**PROBLEM STATEMENT**
Pick out the lines below that include the string "title".

==================================================

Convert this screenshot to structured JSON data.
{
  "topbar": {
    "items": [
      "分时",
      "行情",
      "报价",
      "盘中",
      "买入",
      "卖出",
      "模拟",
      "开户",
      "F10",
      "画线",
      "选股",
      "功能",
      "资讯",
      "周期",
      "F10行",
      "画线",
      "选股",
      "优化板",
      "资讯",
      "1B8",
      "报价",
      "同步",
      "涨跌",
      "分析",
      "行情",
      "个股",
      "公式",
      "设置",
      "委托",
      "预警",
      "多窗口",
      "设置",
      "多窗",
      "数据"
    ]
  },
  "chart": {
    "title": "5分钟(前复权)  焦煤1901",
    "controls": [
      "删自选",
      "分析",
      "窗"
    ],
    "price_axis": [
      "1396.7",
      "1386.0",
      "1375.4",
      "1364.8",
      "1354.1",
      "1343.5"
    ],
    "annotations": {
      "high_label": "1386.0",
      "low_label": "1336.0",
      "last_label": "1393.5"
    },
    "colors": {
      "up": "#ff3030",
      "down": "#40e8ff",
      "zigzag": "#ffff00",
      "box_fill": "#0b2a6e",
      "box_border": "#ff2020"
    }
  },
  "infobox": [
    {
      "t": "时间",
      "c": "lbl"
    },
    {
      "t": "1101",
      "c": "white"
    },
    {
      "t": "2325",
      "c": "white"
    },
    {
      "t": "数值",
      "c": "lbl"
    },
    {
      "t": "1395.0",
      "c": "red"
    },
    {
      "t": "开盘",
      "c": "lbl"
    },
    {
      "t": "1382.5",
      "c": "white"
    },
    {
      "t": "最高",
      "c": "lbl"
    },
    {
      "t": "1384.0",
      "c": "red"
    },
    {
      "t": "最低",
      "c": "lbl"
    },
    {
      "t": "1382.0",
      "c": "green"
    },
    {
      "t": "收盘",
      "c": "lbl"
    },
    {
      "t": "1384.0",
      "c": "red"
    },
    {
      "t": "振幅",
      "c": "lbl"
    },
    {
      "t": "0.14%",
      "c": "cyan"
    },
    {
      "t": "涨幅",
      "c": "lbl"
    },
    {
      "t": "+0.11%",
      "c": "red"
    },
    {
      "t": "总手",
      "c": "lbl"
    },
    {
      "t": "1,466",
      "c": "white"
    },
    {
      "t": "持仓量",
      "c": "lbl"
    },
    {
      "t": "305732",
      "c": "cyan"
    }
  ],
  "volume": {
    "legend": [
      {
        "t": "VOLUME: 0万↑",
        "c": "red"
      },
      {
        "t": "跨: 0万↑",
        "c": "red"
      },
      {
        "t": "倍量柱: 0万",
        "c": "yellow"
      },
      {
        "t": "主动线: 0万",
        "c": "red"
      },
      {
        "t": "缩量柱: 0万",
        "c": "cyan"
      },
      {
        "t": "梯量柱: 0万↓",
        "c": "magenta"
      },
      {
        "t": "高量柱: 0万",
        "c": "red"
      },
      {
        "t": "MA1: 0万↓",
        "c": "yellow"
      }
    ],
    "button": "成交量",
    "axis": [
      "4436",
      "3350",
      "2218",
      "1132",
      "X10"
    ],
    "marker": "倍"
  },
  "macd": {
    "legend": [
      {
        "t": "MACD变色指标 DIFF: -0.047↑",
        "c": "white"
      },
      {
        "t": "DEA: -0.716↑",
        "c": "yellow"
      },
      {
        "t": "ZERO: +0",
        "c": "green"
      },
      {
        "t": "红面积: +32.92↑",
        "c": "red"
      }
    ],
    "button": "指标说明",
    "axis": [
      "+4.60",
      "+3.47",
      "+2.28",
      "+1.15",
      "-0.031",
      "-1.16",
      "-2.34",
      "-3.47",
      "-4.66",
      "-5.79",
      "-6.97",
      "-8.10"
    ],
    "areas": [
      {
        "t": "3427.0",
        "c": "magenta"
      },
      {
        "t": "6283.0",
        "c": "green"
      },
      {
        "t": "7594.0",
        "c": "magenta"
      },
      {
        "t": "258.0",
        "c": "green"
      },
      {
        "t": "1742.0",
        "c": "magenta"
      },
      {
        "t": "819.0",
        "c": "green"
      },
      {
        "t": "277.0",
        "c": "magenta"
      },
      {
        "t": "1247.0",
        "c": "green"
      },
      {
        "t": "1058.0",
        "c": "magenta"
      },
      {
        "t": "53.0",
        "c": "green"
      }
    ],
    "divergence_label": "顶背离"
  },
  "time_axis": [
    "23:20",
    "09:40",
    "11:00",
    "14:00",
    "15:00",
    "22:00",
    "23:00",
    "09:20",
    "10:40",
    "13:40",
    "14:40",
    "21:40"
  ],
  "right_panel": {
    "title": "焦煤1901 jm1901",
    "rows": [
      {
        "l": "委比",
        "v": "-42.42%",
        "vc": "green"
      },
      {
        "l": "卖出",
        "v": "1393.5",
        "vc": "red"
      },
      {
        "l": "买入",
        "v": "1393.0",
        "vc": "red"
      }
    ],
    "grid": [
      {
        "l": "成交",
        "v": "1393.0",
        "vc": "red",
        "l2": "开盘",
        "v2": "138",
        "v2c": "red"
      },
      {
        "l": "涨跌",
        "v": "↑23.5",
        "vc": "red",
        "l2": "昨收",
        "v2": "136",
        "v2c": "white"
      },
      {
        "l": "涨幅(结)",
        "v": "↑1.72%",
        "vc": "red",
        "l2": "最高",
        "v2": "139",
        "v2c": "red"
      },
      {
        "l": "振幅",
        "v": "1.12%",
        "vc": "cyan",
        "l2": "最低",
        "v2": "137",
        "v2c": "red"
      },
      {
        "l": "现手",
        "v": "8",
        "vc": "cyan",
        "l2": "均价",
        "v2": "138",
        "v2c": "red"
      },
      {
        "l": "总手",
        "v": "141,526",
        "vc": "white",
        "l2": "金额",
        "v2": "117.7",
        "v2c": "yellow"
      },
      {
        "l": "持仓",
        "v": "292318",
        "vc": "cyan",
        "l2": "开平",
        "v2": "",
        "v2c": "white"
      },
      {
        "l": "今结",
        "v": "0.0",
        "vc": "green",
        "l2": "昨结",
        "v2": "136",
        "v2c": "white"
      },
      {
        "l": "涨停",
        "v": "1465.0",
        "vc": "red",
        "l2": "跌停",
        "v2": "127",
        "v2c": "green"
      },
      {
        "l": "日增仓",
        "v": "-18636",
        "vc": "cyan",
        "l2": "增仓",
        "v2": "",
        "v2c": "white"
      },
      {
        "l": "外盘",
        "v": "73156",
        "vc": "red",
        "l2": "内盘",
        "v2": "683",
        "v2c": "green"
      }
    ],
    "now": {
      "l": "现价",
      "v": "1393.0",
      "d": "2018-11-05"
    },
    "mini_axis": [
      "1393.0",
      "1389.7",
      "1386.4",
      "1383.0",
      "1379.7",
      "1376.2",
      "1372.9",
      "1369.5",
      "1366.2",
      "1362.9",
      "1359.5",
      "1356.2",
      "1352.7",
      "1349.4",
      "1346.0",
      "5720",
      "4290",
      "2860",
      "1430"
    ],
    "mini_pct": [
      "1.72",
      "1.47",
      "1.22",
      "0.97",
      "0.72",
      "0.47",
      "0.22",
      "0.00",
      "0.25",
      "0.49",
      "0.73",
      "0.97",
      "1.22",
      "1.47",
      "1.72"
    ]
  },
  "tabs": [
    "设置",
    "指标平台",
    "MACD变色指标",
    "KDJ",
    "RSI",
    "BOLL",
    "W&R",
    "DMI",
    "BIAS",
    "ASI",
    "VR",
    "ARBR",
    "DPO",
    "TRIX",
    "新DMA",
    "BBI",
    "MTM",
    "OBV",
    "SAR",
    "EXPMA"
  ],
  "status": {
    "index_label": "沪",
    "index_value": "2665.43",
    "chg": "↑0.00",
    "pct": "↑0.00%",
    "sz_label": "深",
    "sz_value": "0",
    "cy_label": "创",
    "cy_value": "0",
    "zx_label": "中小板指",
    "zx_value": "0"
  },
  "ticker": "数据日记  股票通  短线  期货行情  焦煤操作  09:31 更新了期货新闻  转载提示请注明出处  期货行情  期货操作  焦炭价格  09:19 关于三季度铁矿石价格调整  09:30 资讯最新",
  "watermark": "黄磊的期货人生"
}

==================================================

**FINAL ANSWER**
    "title": "5分钟(前复权)  焦煤1901",
    "title": "焦煤1901 jm1901",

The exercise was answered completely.